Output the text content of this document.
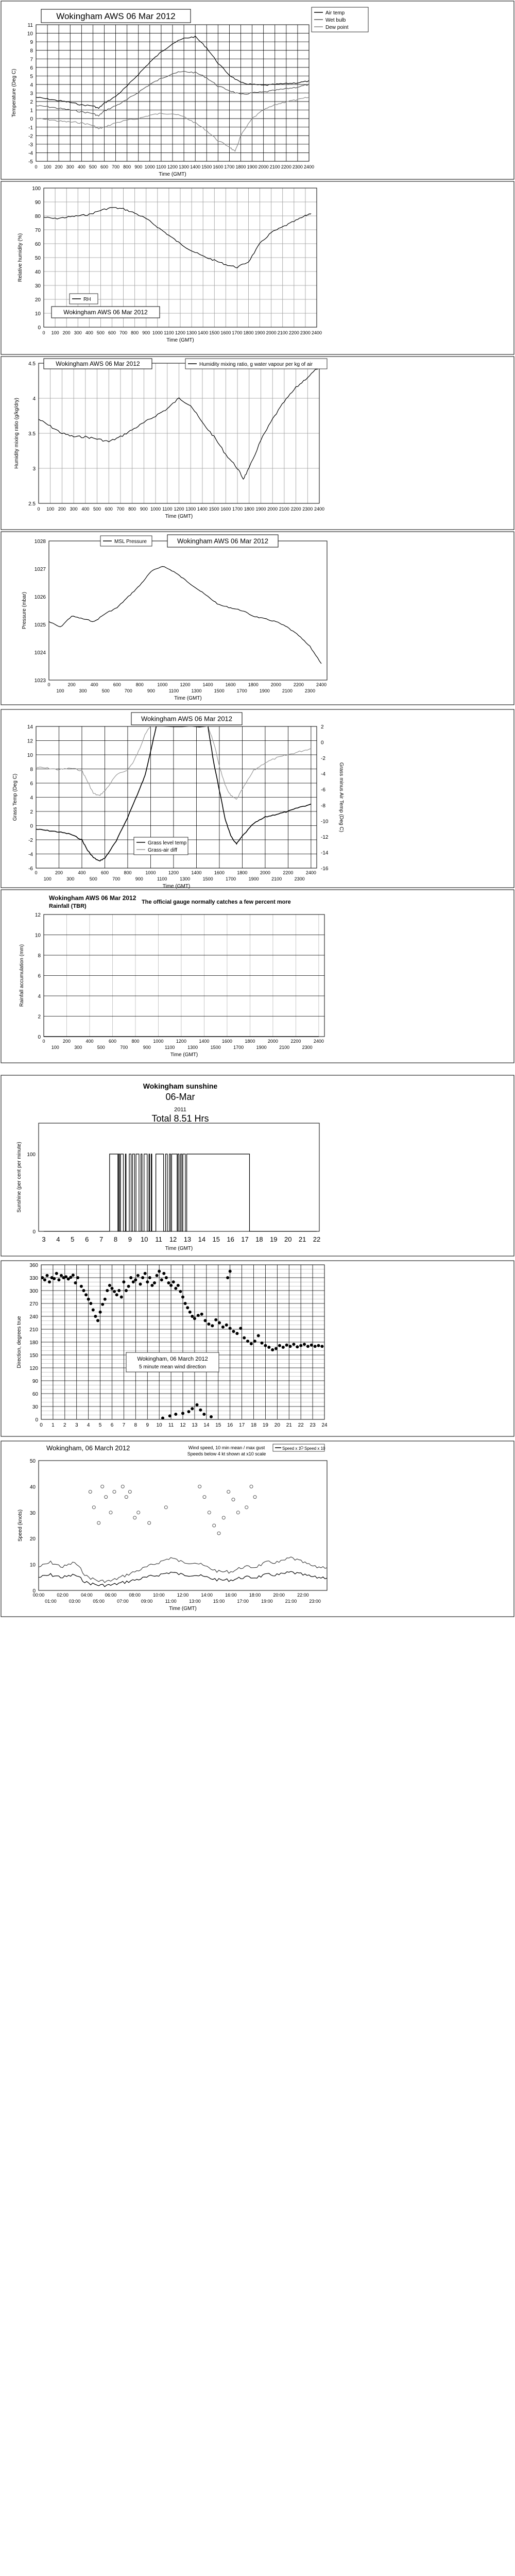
-5
-4
-3
-2
-1
0
1
2
3
4
5
6
7
8
9
10
11
0 100 200 300 400 500 600 700 800 900 1000 1100 1200 1300 1400 1500 1600 1700 1800 1900 2000 2100 2200 2300 2400
Temperature (Deg C)
Time (GMT)
Wokingham AWS 06 Mar 2012	Air temp
Wet bulb
Dew point
0
10
20
30
40
50
60
70
80
90
100
0 100 200 300 400 500 600 700 800 900 1000 1100 1200 1300 1400 1500 1600 1700 1800 1900 2000 2100 2200 2300 2400
Relative humidity (%)
Time (GMT)
RH
Wokingham AWS 06 Mar 2012
2.5
3
3.5
4
4.5
0 100 200 300 400 500 600 700 800 900 1000 1100 1200 1300 1400 1500 1600 1700 1800 1900 2000 2100 2200 2300 2400
Humidity mixing ratio (g/kg/dry)
Time (GMT)
Wokingham AWS 06 Mar 2012	Humidity mixing ratio, g water vapour per kg of air
1023
1024
1025
1026
1027
1028
0	200	400	600	800	1000	1200	1400	1600	1800	2000	2200	2400
100	300	500	700	900	1100	1300	1500	1700	1900	2100	2300
Pressure (mbar)
Time (GMT)
MSL Pressure	Wokingham AWS 06 Mar 2012
-6
-4
-2
0
2
4
6
8
10
12
14
-16
-14
-12
-10
-8
-6
-4
-2
0
2
0	200	400	600	800	1000	1200	1400	1600	1800	2000	2200	2400
100	300	500	700	900	1100	1300	1500	1700	1900	2100	2300
Grass Temp (Deg C)	Grass minus Air Temp (Deg C)
Time (GMT)
Wokingham AWS 06 Mar 2012
Grass level temp
Grass-air diff
0
2
4
6
8
10
12
0	200	400	600	800	1000	1200	1400	1600	1800	2000	2200	2400
100	300	500	700	900	1100	1300	1500	1700	1900	2100	2300
Rainfall accumulation (mm)
Time (GMT)
Wokingham AWS 06 Mar 2012
Rainfall (TBR)
The official gauge normally catches a few percent more
0
100
3 4 5 6 7 8 9 10 11 12 13 14 15 16 17 18 19 20 21 22
Sunshine (per cent per minute)
Time (GMT)
Wokingham sunshine
06-Mar
2011
Total 8.51 Hrs
0
30
60
90
120
150
180
210
240
270
300
330
360
0 1 2 3 4 5 6 7 8 9 10 11 12 13 14 15 16 17 18 19 20 21 22 23 24
Direction, degrees true	Wokingham, 06 March 2012
5 minute mean wind direction
0
10
20
30
40
50
00:00	02:00	04:00	06:00	08:00	10:00	12:00	14:00	16:00	18:00	20:00	22:00
01:00	03:00	05:00	07:00	09:00	11:00	13:00	15:00	17:00	19:00	21:00	23:00
Speed (knots)
Time (GMT)
Wokingham, 06 March 2012	Wind speed, 10 min mean / max gust
Speeds below 4 kt shown at x10 scale
Speed x 1 Speed x 10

● Written task
Pull out each line of the listing that holds the string "March".

● Written reply
Direction, degrees true	Wokingham, 06 March 2012
Wokingham, 06 March 2012	Wind speed, 10 min mean / max gust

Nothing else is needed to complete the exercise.